Given task: Quote the entries in full, character for character, without their images.

Source records
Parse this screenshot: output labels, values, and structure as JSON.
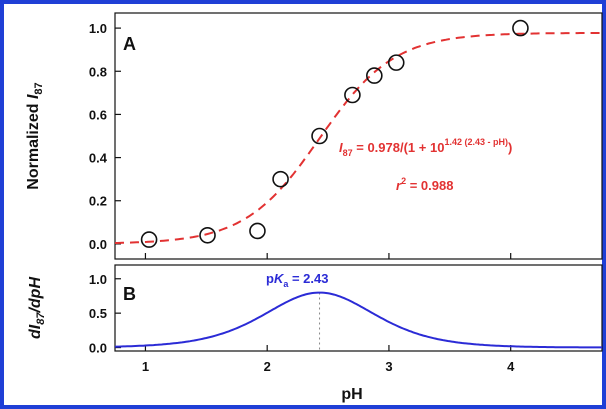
{
  "frame_color": "#1f3fd6",
  "chart_data": [
    {
      "type": "scatter",
      "panel_label": "A",
      "ylabel": {
        "main": "Normalized ",
        "italic": "I",
        "sub": "87"
      },
      "xlim": [
        0.75,
        4.75
      ],
      "ylim": [
        -0.07,
        1.07
      ],
      "yticks": [
        "0.0",
        "0.2",
        "0.4",
        "0.6",
        "0.8",
        "1.0"
      ],
      "ytick_values": [
        0,
        0.2,
        0.4,
        0.6,
        0.8,
        1.0
      ],
      "points": [
        {
          "x": 1.03,
          "y": 0.02
        },
        {
          "x": 1.51,
          "y": 0.04
        },
        {
          "x": 1.92,
          "y": 0.06
        },
        {
          "x": 2.11,
          "y": 0.3
        },
        {
          "x": 2.43,
          "y": 0.5
        },
        {
          "x": 2.7,
          "y": 0.69
        },
        {
          "x": 2.88,
          "y": 0.78
        },
        {
          "x": 3.06,
          "y": 0.84
        },
        {
          "x": 4.08,
          "y": 1.0
        }
      ],
      "fit": {
        "amplitude": 0.978,
        "slope": 1.42,
        "pKa": 2.43,
        "style": "dashed",
        "color": "#e23232"
      },
      "equation": {
        "lhs_i": "I",
        "lhs_sub": "87",
        "mid": " = 0.978/(1 + 10",
        "sup": "1.42 (2.43 - pH)",
        "end": ")"
      },
      "r2": {
        "r": "r",
        "sup": "2",
        "rest": " = 0.988"
      },
      "marker_color": "#111111"
    },
    {
      "type": "line",
      "panel_label": "B",
      "ylabel": {
        "prefix": "dI",
        "sub": "87",
        "suffix": "/dpH"
      },
      "xlim": [
        0.75,
        4.75
      ],
      "ylim": [
        -0.05,
        1.2
      ],
      "yticks": [
        "0.0",
        "0.5",
        "1.0"
      ],
      "ytick_values": [
        0,
        0.5,
        1.0
      ],
      "xlabel": "pH",
      "xticks": [
        "1",
        "2",
        "3",
        "4"
      ],
      "xtick_values": [
        1,
        2,
        3,
        4
      ],
      "curve": {
        "description_color": "#2b2bd6"
      },
      "peak_label": {
        "p": "p",
        "k": "K",
        "sub": "a",
        "rest": " = 2.43"
      },
      "peak_x": 2.43
    }
  ]
}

The output:
Parse this screenshot: output labels, values, and structure as JSON.
{
  "frame_color": "#1f3fd6",
  "chart_data": [
    {
      "type": "scatter",
      "panel_label": "A",
      "ylabel": {
        "main": "Normalized ",
        "italic": "I",
        "sub": "87"
      },
      "xlim": [
        0.75,
        4.75
      ],
      "ylim": [
        -0.07,
        1.07
      ],
      "yticks": [
        "0.0",
        "0.2",
        "0.4",
        "0.6",
        "0.8",
        "1.0"
      ],
      "ytick_values": [
        0,
        0.2,
        0.4,
        0.6,
        0.8,
        1.0
      ],
      "points": [
        {
          "x": 1.03,
          "y": 0.02
        },
        {
          "x": 1.51,
          "y": 0.04
        },
        {
          "x": 1.92,
          "y": 0.06
        },
        {
          "x": 2.11,
          "y": 0.3
        },
        {
          "x": 2.43,
          "y": 0.5
        },
        {
          "x": 2.7,
          "y": 0.69
        },
        {
          "x": 2.88,
          "y": 0.78
        },
        {
          "x": 3.06,
          "y": 0.84
        },
        {
          "x": 4.08,
          "y": 1.0
        }
      ],
      "fit": {
        "amplitude": 0.978,
        "slope": 1.42,
        "pKa": 2.43,
        "style": "dashed",
        "color": "#e23232"
      },
      "equation": {
        "lhs_i": "I",
        "lhs_sub": "87",
        "mid": " = 0.978/(1 + 10",
        "sup": "1.42 (2.43 - pH)",
        "end": ")"
      },
      "r2": {
        "r": "r",
        "sup": "2",
        "rest": " = 0.988"
      },
      "marker_color": "#111111"
    },
    {
      "type": "line",
      "panel_label": "B",
      "ylabel": {
        "prefix": "dI",
        "sub": "87",
        "suffix": "/dpH"
      },
      "xlim": [
        0.75,
        4.75
      ],
      "ylim": [
        -0.05,
        1.2
      ],
      "yticks": [
        "0.0",
        "0.5",
        "1.0"
      ],
      "ytick_values": [
        0,
        0.5,
        1.0
      ],
      "xlabel": "pH",
      "xticks": [
        "1",
        "2",
        "3",
        "4"
      ],
      "xtick_values": [
        1,
        2,
        3,
        4
      ],
      "curve": {
        "description_color": "#2b2bd6"
      },
      "peak_label": {
        "p": "p",
        "k": "K",
        "sub": "a",
        "rest": " = 2.43"
      },
      "peak_x": 2.43
    }
  ]
}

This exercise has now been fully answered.